**Aim of the task**
Pick out each line of the records in which the word "page" appears.

Records from a data source
^^^^^^^^^^^^^^^^

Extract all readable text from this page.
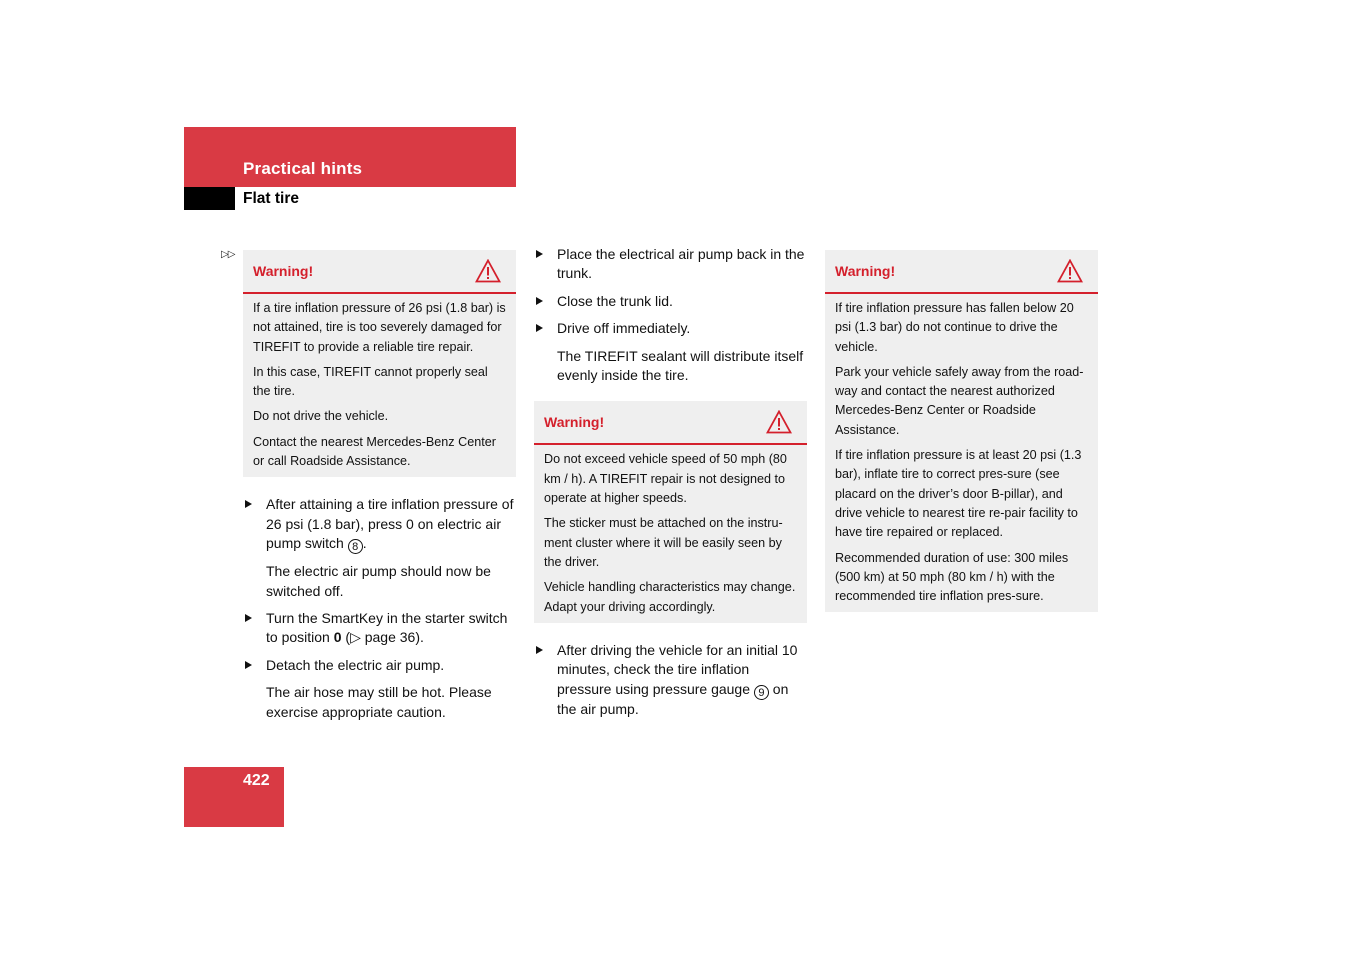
Practical hints
Flat tire
▷▷
Warning!

If a tire inflation pressure of 26 psi (1.8 bar) is not attained, tire is too severely damaged for TIREFIT to provide a reliable tire repair.

In this case, TIREFIT cannot properly seal the tire.

Do not drive the vehicle.

Contact the nearest Mercedes-Benz Center or call Roadside Assistance.

After attaining a tire inflation pressure of 26 psi (1.8 bar), press 0 on electric air pump switch 8 .

The electric air pump should now be switched off.

Turn the SmartKey in the starter switch to position 0 (▷ page 36).
Detach the electric air pump.

The air hose may still be hot. Please exercise appropriate caution.

Place the electrical air pump back in the trunk.
Close the trunk lid.
Drive off immediately.

The TIREFIT sealant will distribute itself evenly inside the tire.

Warning!

Do not exceed vehicle speed of 50 mph (80 km / h). A TIREFIT repair is not designed to operate at higher speeds.

The sticker must be attached on the instru-ment cluster where it will be easily seen by the driver.

Vehicle handling characteristics may change. Adapt your driving accordingly.

After driving the vehicle for an initial 10 minutes, check the tire inflation pressure using pressure gauge 9 on the air pump.
Warning!

If tire inflation pressure has fallen below 20 psi (1.3 bar) do not continue to drive the vehicle.

Park your vehicle safely away from the road-way and contact the nearest authorized Mercedes-Benz Center or Roadside Assistance.

If tire inflation pressure is at least 20 psi (1.3 bar), inflate tire to correct pres-sure (see placard on the driver’s door B-pillar), and drive vehicle to nearest tire re-pair facility to have tire repaired or replaced.

Recommended duration of use: 300 miles (500 km) at 50 mph (80 km / h) with the recommended tire inflation pres-sure.

422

^^^^^^^^^^^^^^^^

**Finished exercise**
Extract all readable text from this page.
Turn the SmartKey in the starter switch to position 0 (▷ page 36).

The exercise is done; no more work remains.